BEGIN MATERIAL FOR THE TASK
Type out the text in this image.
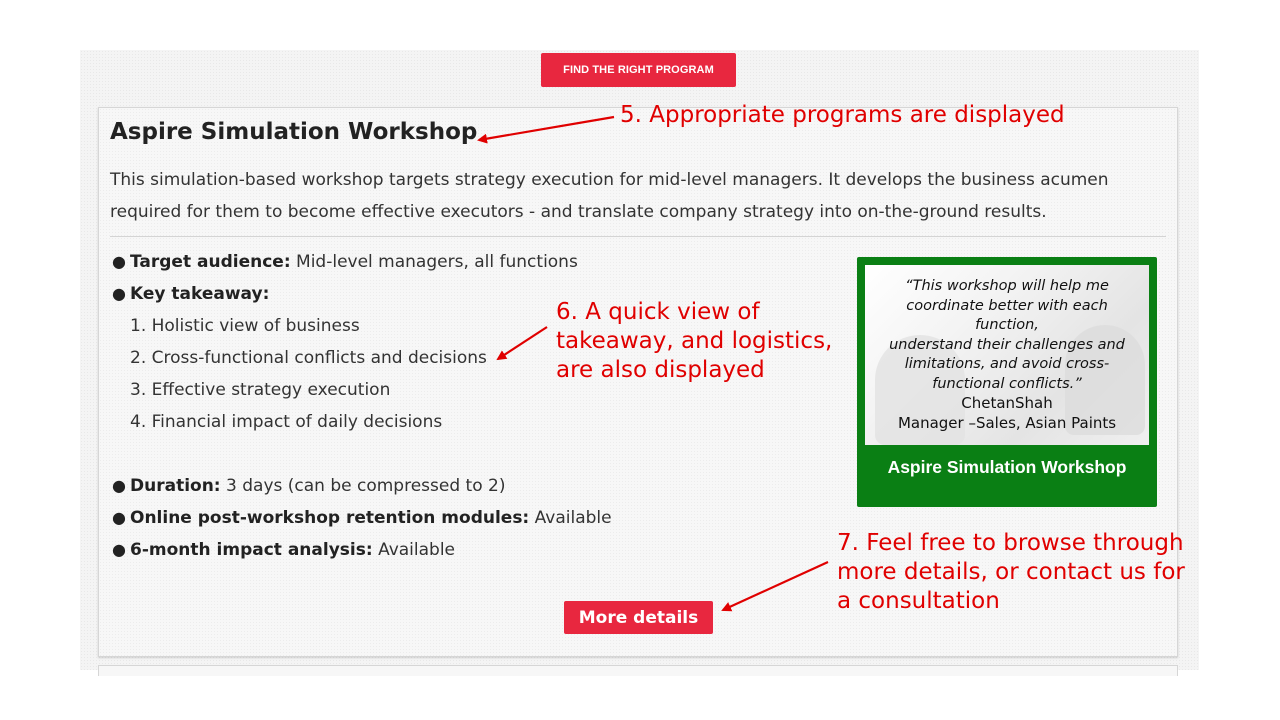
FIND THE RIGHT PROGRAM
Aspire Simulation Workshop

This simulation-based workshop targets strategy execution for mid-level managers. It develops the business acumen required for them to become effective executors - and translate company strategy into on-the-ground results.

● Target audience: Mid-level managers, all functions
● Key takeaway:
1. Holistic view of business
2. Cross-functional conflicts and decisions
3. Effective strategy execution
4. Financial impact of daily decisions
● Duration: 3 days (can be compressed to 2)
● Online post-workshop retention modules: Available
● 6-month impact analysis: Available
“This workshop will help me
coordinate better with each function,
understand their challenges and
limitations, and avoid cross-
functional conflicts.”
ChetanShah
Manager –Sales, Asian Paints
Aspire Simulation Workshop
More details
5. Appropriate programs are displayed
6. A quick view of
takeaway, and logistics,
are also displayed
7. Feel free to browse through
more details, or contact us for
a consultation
END MATERIAL FOR THE TASK
BEGIN MATERIAL FOR THE TASK
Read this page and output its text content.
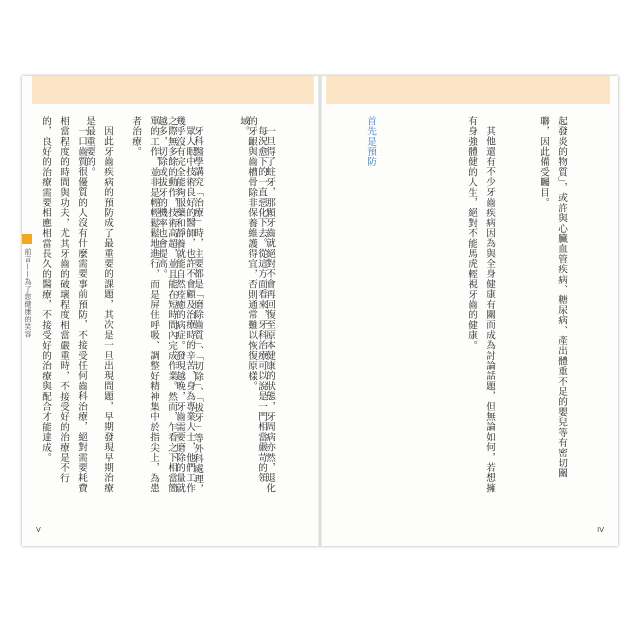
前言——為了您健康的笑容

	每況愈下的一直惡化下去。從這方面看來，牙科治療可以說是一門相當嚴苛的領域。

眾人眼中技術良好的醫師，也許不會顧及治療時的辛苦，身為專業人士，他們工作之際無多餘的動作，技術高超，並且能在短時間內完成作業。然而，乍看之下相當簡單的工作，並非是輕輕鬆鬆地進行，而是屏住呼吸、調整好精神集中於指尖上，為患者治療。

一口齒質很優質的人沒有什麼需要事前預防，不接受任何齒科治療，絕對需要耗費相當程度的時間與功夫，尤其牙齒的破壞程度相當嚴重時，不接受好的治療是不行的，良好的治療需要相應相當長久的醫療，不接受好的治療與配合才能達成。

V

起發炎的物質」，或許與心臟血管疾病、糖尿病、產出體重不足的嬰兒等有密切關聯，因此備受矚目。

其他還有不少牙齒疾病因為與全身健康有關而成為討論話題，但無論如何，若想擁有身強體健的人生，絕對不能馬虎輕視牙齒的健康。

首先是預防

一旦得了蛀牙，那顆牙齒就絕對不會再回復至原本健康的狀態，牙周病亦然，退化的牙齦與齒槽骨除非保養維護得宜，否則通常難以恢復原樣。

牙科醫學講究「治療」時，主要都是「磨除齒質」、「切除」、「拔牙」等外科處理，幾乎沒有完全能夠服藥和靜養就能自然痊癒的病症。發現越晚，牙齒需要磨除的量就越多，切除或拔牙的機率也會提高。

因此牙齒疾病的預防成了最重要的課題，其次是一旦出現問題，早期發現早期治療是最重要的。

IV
END MATERIAL FOR THE TASK
Looking at the records above, say how many lines hold the string "displayed". Write nothing but the number.

2